■ Job ■
Copy out the data below verbatim.

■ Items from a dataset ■
· · · ·
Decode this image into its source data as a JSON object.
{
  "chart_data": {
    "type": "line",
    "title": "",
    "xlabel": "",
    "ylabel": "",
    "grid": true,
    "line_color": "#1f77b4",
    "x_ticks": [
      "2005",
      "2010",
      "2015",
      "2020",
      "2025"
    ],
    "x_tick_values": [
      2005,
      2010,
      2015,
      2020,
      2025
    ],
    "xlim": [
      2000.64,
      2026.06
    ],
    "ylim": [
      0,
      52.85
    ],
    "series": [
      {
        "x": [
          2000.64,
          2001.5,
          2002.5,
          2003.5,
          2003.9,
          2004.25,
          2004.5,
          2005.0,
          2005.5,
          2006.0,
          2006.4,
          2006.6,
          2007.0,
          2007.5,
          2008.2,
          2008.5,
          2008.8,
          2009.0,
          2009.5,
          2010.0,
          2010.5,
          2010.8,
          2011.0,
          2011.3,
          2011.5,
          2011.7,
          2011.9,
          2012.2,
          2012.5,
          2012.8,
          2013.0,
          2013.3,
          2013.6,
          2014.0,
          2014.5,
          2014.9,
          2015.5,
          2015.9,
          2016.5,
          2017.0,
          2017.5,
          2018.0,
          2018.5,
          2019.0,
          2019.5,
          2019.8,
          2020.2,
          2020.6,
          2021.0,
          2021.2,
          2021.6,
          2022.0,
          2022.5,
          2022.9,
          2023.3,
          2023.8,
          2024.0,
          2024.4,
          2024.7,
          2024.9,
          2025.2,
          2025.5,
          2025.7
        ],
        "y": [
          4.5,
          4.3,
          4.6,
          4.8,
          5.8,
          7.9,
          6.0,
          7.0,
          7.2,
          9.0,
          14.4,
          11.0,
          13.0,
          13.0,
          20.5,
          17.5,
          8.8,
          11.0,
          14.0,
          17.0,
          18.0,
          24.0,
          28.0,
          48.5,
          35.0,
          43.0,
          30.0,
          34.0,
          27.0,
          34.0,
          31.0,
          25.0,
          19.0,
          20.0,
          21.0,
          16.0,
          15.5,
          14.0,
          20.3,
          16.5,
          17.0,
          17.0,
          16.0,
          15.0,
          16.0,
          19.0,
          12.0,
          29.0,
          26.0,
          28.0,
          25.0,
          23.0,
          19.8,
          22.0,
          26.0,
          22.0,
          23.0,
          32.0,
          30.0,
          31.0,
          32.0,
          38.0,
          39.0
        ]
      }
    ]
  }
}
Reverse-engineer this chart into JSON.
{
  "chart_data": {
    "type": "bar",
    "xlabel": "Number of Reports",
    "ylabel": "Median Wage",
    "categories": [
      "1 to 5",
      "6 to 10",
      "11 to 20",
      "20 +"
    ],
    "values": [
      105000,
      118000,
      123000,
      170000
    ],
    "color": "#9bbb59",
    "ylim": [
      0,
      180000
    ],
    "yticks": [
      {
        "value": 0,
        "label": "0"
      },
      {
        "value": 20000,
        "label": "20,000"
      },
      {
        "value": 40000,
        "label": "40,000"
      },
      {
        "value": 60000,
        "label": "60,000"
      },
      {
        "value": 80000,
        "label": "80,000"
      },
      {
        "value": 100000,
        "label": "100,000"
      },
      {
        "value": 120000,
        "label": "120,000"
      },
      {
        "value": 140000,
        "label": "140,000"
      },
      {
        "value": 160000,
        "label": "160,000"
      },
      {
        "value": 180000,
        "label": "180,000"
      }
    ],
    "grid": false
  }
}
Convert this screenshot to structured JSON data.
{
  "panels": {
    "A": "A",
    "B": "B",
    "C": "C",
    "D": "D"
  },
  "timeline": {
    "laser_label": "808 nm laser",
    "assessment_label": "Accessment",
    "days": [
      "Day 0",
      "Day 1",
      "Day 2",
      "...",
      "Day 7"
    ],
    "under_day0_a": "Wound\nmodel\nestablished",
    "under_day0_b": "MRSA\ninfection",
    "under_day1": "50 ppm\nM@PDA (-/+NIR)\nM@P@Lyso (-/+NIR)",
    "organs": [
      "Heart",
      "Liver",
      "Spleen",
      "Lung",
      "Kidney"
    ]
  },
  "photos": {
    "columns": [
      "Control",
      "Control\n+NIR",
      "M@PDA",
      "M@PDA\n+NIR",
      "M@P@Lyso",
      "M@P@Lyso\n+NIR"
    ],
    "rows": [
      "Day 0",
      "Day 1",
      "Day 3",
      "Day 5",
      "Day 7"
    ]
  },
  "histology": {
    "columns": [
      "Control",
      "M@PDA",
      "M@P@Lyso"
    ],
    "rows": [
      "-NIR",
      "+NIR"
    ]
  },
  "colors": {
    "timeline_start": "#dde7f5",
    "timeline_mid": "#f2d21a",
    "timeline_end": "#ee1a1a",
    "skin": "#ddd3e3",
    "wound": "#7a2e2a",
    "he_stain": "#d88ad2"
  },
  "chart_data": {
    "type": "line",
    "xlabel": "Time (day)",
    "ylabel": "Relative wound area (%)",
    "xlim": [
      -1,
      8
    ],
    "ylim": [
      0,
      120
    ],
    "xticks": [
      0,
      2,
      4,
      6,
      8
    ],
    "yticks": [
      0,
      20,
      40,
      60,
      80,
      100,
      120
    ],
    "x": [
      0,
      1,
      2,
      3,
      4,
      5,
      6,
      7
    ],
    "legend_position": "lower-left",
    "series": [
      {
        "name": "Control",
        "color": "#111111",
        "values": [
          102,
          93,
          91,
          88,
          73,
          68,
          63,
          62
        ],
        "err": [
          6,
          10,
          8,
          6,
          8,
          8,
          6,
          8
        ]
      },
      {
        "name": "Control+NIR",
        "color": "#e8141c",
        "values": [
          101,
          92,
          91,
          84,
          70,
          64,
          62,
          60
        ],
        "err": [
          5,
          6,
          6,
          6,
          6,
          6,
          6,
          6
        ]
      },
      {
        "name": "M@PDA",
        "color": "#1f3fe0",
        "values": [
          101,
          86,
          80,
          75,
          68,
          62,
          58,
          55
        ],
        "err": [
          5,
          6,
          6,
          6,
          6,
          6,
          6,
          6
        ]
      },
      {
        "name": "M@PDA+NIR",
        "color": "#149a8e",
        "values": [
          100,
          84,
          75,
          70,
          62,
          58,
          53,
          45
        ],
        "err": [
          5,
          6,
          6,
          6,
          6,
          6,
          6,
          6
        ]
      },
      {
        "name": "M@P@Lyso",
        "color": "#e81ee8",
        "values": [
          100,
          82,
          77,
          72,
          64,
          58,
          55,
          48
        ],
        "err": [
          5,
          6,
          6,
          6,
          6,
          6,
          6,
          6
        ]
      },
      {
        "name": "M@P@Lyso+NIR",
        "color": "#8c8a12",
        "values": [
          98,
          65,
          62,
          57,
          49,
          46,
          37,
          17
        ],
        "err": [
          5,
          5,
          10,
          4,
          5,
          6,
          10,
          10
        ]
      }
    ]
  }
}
· · · ·
■ Task result ■
Decode this image into its source data as a JSON object.
{
  "chart_data": {
    "type": "line",
    "title": "",
    "xlabel": "",
    "ylabel": "",
    "grid": true,
    "line_color": "#1f77b4",
    "x_ticks": [
      "2005",
      "2010",
      "2015",
      "2020",
      "2025"
    ],
    "x_tick_values": [
      2005,
      2010,
      2015,
      2020,
      2025
    ],
    "xlim": [
      2000.64,
      2026.06
    ],
    "ylim": [
      0,
      52.85
    ],
    "series": [
      {
        "x": [
          2000.64,
          2001.5,
          2002.5,
          2003.5,
          2003.9,
          2004.25,
          2004.5,
          2005.0,
          2005.5,
          2006.0,
          2006.4,
          2006.6,
          2007.0,
          2007.5,
          2008.2,
          2008.5,
          2008.8,
          2009.0,
          2009.5,
          2010.0,
          2010.5,
          2010.8,
          2011.0,
          2011.3,
          2011.5,
          2011.7,
          2011.9,
          2012.2,
          2012.5,
          2012.8,
          2013.0,
          2013.3,
          2013.6,
          2014.0,
          2014.5,
          2014.9,
          2015.5,
          2015.9,
          2016.5,
          2017.0,
          2017.5,
          2018.0,
          2018.5,
          2019.0,
          2019.5,
          2019.8,
          2020.2,
          2020.6,
          2021.0,
          2021.2,
          2021.6,
          2022.0,
          2022.5,
          2022.9,
          2023.3,
          2023.8,
          2024.0,
          2024.4,
          2024.7,
          2024.9,
          2025.2,
          2025.5,
          2025.7
        ],
        "y": [
          4.5,
          4.3,
          4.6,
          4.8,
          5.8,
          7.9,
          6.0,
          7.0,
          7.2,
          9.0,
          14.4,
          11.0,
          13.0,
          13.0,
          20.5,
          17.5,
          8.8,
          11.0,
          14.0,
          17.0,
          18.0,
          24.0,
          28.0,
          48.5,
          35.0,
          43.0,
          30.0,
          34.0,
          27.0,
          34.0,
          31.0,
          25.0,
          19.0,
          20.0,
          21.0,
          16.0,
          15.5,
          14.0,
          20.3,
          16.5,
          17.0,
          17.0,
          16.0,
          15.0,
          16.0,
          19.0,
          12.0,
          29.0,
          26.0,
          28.0,
          25.0,
          23.0,
          19.8,
          22.0,
          26.0,
          22.0,
          23.0,
          32.0,
          30.0,
          31.0,
          32.0,
          38.0,
          39.0
        ]
      }
    ]
  }
}
Reverse-engineer this chart into JSON.
{
  "chart_data": {
    "type": "bar",
    "xlabel": "Number of Reports",
    "ylabel": "Median Wage",
    "categories": [
      "1 to 5",
      "6 to 10",
      "11 to 20",
      "20 +"
    ],
    "values": [
      105000,
      118000,
      123000,
      170000
    ],
    "color": "#9bbb59",
    "ylim": [
      0,
      180000
    ],
    "yticks": [
      {
        "value": 0,
        "label": "0"
      },
      {
        "value": 20000,
        "label": "20,000"
      },
      {
        "value": 40000,
        "label": "40,000"
      },
      {
        "value": 60000,
        "label": "60,000"
      },
      {
        "value": 80000,
        "label": "80,000"
      },
      {
        "value": 100000,
        "label": "100,000"
      },
      {
        "value": 120000,
        "label": "120,000"
      },
      {
        "value": 140000,
        "label": "140,000"
      },
      {
        "value": 160000,
        "label": "160,000"
      },
      {
        "value": 180000,
        "label": "180,000"
      }
    ],
    "grid": false
  }
}
Convert this screenshot to structured JSON data.
{
  "panels": {
    "A": "A",
    "B": "B",
    "C": "C",
    "D": "D"
  },
  "timeline": {
    "laser_label": "808 nm laser",
    "assessment_label": "Accessment",
    "days": [
      "Day 0",
      "Day 1",
      "Day 2",
      "...",
      "Day 7"
    ],
    "under_day0_a": "Wound\nmodel\nestablished",
    "under_day0_b": "MRSA\ninfection",
    "under_day1": "50 ppm\nM@PDA (-/+NIR)\nM@P@Lyso (-/+NIR)",
    "organs": [
      "Heart",
      "Liver",
      "Spleen",
      "Lung",
      "Kidney"
    ]
  },
  "photos": {
    "columns": [
      "Control",
      "Control\n+NIR",
      "M@PDA",
      "M@PDA\n+NIR",
      "M@P@Lyso",
      "M@P@Lyso\n+NIR"
    ],
    "rows": [
      "Day 0",
      "Day 1",
      "Day 3",
      "Day 5",
      "Day 7"
    ]
  },
  "histology": {
    "columns": [
      "Control",
      "M@PDA",
      "M@P@Lyso"
    ],
    "rows": [
      "-NIR",
      "+NIR"
    ]
  },
  "colors": {
    "timeline_start": "#dde7f5",
    "timeline_mid": "#f2d21a",
    "timeline_end": "#ee1a1a",
    "skin": "#ddd3e3",
    "wound": "#7a2e2a",
    "he_stain": "#d88ad2"
  },
  "chart_data": {
    "type": "line",
    "xlabel": "Time (day)",
    "ylabel": "Relative wound area (%)",
    "xlim": [
      -1,
      8
    ],
    "ylim": [
      0,
      120
    ],
    "xticks": [
      0,
      2,
      4,
      6,
      8
    ],
    "yticks": [
      0,
      20,
      40,
      60,
      80,
      100,
      120
    ],
    "x": [
      0,
      1,
      2,
      3,
      4,
      5,
      6,
      7
    ],
    "legend_position": "lower-left",
    "series": [
      {
        "name": "Control",
        "color": "#111111",
        "values": [
          102,
          93,
          91,
          88,
          73,
          68,
          63,
          62
        ],
        "err": [
          6,
          10,
          8,
          6,
          8,
          8,
          6,
          8
        ]
      },
      {
        "name": "Control+NIR",
        "color": "#e8141c",
        "values": [
          101,
          92,
          91,
          84,
          70,
          64,
          62,
          60
        ],
        "err": [
          5,
          6,
          6,
          6,
          6,
          6,
          6,
          6
        ]
      },
      {
        "name": "M@PDA",
        "color": "#1f3fe0",
        "values": [
          101,
          86,
          80,
          75,
          68,
          62,
          58,
          55
        ],
        "err": [
          5,
          6,
          6,
          6,
          6,
          6,
          6,
          6
        ]
      },
      {
        "name": "M@PDA+NIR",
        "color": "#149a8e",
        "values": [
          100,
          84,
          75,
          70,
          62,
          58,
          53,
          45
        ],
        "err": [
          5,
          6,
          6,
          6,
          6,
          6,
          6,
          6
        ]
      },
      {
        "name": "M@P@Lyso",
        "color": "#e81ee8",
        "values": [
          100,
          82,
          77,
          72,
          64,
          58,
          55,
          48
        ],
        "err": [
          5,
          6,
          6,
          6,
          6,
          6,
          6,
          6
        ]
      },
      {
        "name": "M@P@Lyso+NIR",
        "color": "#8c8a12",
        "values": [
          98,
          65,
          62,
          57,
          49,
          46,
          37,
          17
        ],
        "err": [
          5,
          5,
          10,
          4,
          5,
          6,
          10,
          10
        ]
      }
    ]
  }
}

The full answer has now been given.